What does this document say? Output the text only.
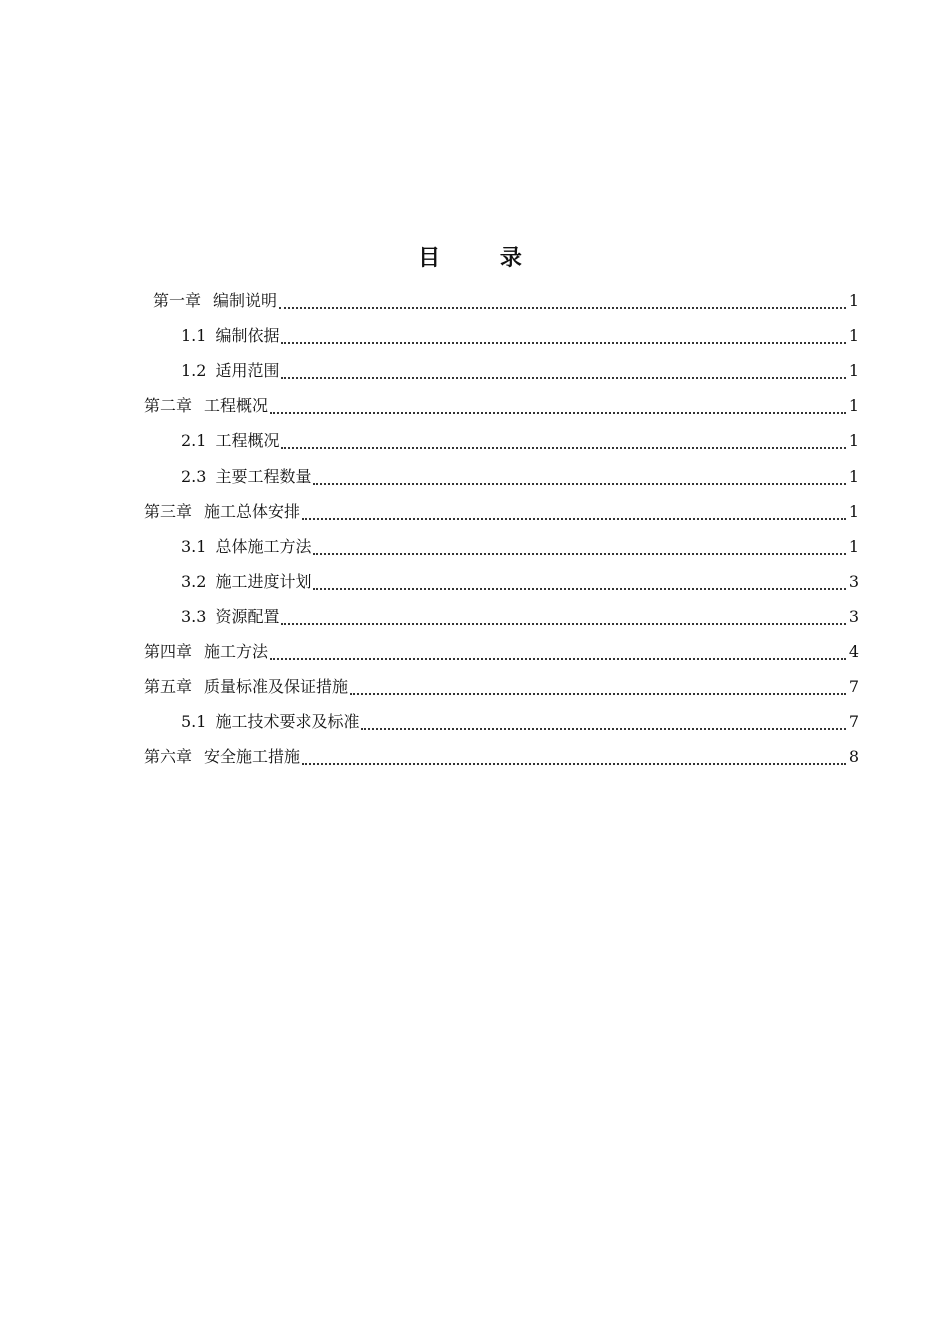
目 录
第一章 编制说明	1
1.1 编制依据	1
1.2 适用范围	1
第二章 工程概况	1
2.1 工程概况	1
2.3 主要工程数量	1
第三章 施工总体安排	1
3.1 总体施工方法	1
3.2 施工进度计划	3
3.3 资源配置	3
第四章 施工方法	4
第五章 质量标准及保证措施	7
5.1 施工技术要求及标准	7
第六章 安全施工措施	8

**Objective**
Without the pictures, write out all of the material exactly.

**Reply to the exercise**
What does this document say? Output the text only.
目 录
第一章 编制说明	1
1.1 编制依据	1
1.2 适用范围	1
第二章 工程概况	1
2.1 工程概况	1
2.3 主要工程数量	1
第三章 施工总体安排	1
3.1 总体施工方法	1
3.2 施工进度计划	3
3.3 资源配置	3
第四章 施工方法	4
第五章 质量标准及保证措施	7
5.1 施工技术要求及标准	7
第六章 安全施工措施	8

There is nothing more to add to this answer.